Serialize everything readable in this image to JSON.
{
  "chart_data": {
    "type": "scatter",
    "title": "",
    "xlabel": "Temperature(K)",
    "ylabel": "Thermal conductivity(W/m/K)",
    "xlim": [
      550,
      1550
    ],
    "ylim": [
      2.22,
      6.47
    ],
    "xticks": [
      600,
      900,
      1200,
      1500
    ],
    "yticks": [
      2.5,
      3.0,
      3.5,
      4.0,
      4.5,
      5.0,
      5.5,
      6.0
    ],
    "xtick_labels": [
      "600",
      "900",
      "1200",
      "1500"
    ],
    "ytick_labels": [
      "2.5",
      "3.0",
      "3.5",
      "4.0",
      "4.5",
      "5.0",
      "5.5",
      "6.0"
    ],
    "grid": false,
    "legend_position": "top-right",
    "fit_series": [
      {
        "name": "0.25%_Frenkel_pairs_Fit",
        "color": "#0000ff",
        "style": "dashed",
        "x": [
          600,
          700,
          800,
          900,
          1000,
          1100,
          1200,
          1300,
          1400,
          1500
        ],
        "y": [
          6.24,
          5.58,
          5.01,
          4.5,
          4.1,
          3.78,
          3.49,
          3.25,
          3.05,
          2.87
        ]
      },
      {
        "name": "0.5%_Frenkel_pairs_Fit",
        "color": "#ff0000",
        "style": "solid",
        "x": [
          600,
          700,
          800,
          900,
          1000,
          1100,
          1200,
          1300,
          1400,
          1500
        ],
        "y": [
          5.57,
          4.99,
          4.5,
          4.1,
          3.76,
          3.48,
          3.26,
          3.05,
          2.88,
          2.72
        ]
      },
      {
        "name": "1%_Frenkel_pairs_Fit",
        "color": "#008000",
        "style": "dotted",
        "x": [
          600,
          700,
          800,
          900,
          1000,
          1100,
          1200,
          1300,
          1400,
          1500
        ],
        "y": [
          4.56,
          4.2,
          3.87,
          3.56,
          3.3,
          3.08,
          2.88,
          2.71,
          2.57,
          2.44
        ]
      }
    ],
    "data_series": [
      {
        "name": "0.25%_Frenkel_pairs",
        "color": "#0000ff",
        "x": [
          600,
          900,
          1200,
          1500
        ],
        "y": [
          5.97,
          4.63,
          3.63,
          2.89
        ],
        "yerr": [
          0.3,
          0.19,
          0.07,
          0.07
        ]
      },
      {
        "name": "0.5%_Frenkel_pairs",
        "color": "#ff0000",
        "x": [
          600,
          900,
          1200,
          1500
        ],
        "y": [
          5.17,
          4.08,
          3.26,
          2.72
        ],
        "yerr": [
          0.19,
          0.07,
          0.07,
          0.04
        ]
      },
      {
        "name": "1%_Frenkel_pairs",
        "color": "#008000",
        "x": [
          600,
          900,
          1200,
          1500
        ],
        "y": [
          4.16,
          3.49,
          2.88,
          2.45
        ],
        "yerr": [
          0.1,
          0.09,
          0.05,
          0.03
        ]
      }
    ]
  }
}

-- EXERCISE DETAILS --
Output the entries exactly.

-- THE COMPLETED TASK --
Serialize everything readable in this image to JSON.
{
  "chart_data": {
    "type": "scatter",
    "title": "",
    "xlabel": "Temperature(K)",
    "ylabel": "Thermal conductivity(W/m/K)",
    "xlim": [
      550,
      1550
    ],
    "ylim": [
      2.22,
      6.47
    ],
    "xticks": [
      600,
      900,
      1200,
      1500
    ],
    "yticks": [
      2.5,
      3.0,
      3.5,
      4.0,
      4.5,
      5.0,
      5.5,
      6.0
    ],
    "xtick_labels": [
      "600",
      "900",
      "1200",
      "1500"
    ],
    "ytick_labels": [
      "2.5",
      "3.0",
      "3.5",
      "4.0",
      "4.5",
      "5.0",
      "5.5",
      "6.0"
    ],
    "grid": false,
    "legend_position": "top-right",
    "fit_series": [
      {
        "name": "0.25%_Frenkel_pairs_Fit",
        "color": "#0000ff",
        "style": "dashed",
        "x": [
          600,
          700,
          800,
          900,
          1000,
          1100,
          1200,
          1300,
          1400,
          1500
        ],
        "y": [
          6.24,
          5.58,
          5.01,
          4.5,
          4.1,
          3.78,
          3.49,
          3.25,
          3.05,
          2.87
        ]
      },
      {
        "name": "0.5%_Frenkel_pairs_Fit",
        "color": "#ff0000",
        "style": "solid",
        "x": [
          600,
          700,
          800,
          900,
          1000,
          1100,
          1200,
          1300,
          1400,
          1500
        ],
        "y": [
          5.57,
          4.99,
          4.5,
          4.1,
          3.76,
          3.48,
          3.26,
          3.05,
          2.88,
          2.72
        ]
      },
      {
        "name": "1%_Frenkel_pairs_Fit",
        "color": "#008000",
        "style": "dotted",
        "x": [
          600,
          700,
          800,
          900,
          1000,
          1100,
          1200,
          1300,
          1400,
          1500
        ],
        "y": [
          4.56,
          4.2,
          3.87,
          3.56,
          3.3,
          3.08,
          2.88,
          2.71,
          2.57,
          2.44
        ]
      }
    ],
    "data_series": [
      {
        "name": "0.25%_Frenkel_pairs",
        "color": "#0000ff",
        "x": [
          600,
          900,
          1200,
          1500
        ],
        "y": [
          5.97,
          4.63,
          3.63,
          2.89
        ],
        "yerr": [
          0.3,
          0.19,
          0.07,
          0.07
        ]
      },
      {
        "name": "0.5%_Frenkel_pairs",
        "color": "#ff0000",
        "x": [
          600,
          900,
          1200,
          1500
        ],
        "y": [
          5.17,
          4.08,
          3.26,
          2.72
        ],
        "yerr": [
          0.19,
          0.07,
          0.07,
          0.04
        ]
      },
      {
        "name": "1%_Frenkel_pairs",
        "color": "#008000",
        "x": [
          600,
          900,
          1200,
          1500
        ],
        "y": [
          4.16,
          3.49,
          2.88,
          2.45
        ],
        "yerr": [
          0.1,
          0.09,
          0.05,
          0.03
        ]
      }
    ]
  }
}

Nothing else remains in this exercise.